* **Goal**:
From the records below, pull each line that has "kiện".

Stored records
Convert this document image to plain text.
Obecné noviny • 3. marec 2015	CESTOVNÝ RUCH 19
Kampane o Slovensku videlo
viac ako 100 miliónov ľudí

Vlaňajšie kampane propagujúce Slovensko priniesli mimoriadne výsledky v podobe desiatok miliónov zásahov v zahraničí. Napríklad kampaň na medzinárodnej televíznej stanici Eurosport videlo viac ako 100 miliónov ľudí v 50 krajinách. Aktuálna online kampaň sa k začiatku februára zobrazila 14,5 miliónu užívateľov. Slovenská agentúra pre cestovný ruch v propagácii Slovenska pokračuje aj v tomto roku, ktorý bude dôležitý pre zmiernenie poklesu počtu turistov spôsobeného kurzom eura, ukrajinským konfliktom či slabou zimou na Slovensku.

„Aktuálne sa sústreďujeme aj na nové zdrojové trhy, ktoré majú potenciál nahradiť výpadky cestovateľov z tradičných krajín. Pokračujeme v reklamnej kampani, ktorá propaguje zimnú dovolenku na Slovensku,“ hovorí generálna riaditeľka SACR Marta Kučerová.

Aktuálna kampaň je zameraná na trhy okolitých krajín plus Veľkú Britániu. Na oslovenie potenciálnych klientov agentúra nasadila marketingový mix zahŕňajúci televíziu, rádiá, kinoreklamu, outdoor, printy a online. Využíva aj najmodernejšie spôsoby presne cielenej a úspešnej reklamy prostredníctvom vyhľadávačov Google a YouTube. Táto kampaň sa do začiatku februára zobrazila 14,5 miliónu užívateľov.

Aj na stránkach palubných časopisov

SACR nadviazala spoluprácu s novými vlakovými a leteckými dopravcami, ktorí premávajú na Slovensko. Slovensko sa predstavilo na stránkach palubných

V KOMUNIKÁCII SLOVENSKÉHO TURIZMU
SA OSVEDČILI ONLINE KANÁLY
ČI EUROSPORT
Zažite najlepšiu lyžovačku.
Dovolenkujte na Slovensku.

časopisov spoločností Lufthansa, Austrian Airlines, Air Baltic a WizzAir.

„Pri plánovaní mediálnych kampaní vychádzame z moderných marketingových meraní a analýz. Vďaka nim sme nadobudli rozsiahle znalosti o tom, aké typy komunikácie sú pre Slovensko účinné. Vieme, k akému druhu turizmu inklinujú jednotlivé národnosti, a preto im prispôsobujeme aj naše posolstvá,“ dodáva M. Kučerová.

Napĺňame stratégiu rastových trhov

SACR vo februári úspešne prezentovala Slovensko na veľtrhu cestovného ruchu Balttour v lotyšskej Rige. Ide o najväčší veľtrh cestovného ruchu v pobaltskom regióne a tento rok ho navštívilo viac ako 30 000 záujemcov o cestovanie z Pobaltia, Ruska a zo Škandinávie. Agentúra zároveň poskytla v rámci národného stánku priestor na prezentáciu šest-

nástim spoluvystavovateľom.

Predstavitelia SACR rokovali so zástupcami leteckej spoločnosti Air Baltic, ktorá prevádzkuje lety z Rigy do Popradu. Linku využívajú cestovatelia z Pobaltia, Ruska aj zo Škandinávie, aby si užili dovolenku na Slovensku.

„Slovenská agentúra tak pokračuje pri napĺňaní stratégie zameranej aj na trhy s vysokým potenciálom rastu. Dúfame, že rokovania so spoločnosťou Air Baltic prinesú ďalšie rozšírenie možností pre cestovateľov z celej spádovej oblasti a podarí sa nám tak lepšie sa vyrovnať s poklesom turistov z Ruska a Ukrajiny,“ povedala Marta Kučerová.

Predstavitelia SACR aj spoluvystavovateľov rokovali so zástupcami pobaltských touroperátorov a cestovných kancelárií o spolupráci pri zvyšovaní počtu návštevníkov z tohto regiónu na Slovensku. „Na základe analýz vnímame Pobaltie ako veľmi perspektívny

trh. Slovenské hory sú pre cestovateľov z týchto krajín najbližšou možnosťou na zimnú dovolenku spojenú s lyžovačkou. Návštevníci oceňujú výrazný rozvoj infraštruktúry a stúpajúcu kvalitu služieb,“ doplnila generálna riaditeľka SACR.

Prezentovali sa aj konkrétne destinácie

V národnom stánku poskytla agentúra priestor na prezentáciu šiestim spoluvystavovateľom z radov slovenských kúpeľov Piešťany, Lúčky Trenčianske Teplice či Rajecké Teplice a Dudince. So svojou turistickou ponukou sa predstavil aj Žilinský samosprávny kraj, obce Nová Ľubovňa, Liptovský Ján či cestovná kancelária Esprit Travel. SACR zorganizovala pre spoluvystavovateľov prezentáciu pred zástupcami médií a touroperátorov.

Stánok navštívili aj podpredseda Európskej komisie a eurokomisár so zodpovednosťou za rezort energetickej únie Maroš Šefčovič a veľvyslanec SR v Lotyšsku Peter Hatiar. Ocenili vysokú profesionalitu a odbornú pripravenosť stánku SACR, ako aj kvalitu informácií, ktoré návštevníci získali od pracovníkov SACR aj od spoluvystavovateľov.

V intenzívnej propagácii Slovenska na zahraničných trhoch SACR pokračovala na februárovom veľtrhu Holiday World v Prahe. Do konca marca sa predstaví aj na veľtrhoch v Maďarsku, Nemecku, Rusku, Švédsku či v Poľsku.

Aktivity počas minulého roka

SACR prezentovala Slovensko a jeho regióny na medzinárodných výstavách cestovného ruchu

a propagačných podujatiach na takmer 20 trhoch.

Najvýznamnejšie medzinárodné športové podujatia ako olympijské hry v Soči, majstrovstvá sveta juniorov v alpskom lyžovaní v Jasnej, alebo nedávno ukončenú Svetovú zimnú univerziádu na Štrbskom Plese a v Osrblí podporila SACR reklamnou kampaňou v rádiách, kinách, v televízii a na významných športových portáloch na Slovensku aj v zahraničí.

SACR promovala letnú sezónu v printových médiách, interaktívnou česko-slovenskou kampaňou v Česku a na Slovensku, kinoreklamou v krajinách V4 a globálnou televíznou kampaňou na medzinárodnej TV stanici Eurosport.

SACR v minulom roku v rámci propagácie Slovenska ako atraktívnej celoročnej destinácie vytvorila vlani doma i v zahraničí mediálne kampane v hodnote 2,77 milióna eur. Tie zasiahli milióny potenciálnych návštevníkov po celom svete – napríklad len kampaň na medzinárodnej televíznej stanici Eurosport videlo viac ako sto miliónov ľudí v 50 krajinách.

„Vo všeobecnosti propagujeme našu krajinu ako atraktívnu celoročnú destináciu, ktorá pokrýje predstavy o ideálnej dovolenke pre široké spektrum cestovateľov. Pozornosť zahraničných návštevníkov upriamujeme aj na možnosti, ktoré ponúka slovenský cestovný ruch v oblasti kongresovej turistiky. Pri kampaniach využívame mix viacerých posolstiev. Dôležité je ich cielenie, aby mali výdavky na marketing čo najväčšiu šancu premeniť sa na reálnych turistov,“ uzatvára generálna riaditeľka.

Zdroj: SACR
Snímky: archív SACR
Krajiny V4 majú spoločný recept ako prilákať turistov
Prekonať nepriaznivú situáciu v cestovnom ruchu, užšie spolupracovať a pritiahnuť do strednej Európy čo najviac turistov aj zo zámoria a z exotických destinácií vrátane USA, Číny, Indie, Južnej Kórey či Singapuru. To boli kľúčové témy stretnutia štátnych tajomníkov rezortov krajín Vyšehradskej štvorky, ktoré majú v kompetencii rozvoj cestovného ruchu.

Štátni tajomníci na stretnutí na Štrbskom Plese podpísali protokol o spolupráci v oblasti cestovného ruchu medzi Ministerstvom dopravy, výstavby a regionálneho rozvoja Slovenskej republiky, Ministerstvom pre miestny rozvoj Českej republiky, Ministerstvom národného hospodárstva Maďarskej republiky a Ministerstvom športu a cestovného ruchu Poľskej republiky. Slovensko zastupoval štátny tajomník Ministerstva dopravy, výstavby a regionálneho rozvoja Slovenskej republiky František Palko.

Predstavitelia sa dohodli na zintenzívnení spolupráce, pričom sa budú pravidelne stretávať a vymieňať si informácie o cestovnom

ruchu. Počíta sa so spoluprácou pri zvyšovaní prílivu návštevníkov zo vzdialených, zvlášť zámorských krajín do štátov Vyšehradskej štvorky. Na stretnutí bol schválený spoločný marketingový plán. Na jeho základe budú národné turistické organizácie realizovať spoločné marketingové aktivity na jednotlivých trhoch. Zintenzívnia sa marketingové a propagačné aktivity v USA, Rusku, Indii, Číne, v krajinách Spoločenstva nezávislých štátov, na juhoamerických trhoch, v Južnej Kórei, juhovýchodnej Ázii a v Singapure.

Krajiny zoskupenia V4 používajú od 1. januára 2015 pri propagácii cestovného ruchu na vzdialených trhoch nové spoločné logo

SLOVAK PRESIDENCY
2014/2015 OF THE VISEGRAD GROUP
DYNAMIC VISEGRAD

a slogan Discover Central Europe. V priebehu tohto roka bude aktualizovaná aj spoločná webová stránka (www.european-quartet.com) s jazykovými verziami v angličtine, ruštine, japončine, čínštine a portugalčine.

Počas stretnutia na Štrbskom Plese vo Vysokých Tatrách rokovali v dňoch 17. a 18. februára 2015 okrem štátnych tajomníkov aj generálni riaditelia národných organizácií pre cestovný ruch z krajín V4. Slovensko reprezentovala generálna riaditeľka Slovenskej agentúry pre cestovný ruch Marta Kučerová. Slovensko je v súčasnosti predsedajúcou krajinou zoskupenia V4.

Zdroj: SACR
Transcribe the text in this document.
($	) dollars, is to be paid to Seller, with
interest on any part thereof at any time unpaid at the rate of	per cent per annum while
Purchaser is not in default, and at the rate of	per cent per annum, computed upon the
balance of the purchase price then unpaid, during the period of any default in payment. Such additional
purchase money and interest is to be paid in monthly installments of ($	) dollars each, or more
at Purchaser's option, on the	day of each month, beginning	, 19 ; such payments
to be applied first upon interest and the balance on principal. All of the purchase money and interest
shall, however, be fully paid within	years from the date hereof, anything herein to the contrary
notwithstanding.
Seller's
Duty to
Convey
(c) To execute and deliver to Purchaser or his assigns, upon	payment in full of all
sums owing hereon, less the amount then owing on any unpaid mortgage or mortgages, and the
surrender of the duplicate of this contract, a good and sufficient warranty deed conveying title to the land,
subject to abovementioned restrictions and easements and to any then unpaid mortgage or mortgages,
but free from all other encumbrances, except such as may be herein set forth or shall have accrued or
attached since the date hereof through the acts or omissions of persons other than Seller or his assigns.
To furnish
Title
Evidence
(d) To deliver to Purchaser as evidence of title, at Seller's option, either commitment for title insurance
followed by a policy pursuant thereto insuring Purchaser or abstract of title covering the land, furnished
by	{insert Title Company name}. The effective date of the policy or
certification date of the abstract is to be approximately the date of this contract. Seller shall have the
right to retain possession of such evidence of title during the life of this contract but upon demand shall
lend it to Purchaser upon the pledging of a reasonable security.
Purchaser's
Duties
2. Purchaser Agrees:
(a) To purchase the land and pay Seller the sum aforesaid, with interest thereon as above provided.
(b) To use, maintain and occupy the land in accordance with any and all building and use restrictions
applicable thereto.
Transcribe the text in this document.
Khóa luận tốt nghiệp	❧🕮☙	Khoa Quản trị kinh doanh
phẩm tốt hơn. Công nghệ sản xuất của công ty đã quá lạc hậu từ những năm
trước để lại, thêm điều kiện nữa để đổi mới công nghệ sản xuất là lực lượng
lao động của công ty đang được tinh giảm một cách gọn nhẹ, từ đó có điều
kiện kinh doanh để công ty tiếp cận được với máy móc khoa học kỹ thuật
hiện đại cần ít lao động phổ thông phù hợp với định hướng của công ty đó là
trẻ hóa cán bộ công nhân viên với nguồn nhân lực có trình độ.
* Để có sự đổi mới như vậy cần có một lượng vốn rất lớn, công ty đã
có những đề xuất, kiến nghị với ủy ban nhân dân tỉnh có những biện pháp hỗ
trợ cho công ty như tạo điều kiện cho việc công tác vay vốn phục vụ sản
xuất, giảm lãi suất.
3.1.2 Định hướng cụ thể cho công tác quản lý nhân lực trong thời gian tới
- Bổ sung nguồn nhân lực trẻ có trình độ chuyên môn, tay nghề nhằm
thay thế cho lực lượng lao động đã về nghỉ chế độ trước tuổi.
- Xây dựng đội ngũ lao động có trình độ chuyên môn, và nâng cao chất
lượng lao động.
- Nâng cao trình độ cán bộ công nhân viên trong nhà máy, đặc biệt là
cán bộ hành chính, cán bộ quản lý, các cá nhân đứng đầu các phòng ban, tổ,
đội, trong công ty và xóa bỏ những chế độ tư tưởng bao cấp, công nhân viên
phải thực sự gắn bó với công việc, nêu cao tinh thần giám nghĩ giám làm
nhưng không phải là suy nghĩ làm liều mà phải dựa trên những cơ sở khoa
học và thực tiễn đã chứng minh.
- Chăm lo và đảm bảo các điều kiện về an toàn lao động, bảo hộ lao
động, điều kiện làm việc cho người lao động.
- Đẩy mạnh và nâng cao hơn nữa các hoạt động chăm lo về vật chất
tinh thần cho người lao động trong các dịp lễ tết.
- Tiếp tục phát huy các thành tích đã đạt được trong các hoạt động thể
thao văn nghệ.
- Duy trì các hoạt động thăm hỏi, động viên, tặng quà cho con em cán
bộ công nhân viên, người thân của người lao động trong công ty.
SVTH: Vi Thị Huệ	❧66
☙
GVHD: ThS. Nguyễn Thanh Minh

* **Solution to this exercise**:
trước để lại, thêm điều kiện nữa để đổi mới công nghệ sản xuất là lực lượng
kiện kinh doanh để công ty tiếp cận được với máy móc khoa học kỹ thuật
trợ cho công ty như tạo điều kiện cho việc công tác vay vốn phục vụ sản
- Chăm lo và đảm bảo các điều kiện về an toàn lao động, bảo hộ lao
động, điều kiện làm việc cho người lao động.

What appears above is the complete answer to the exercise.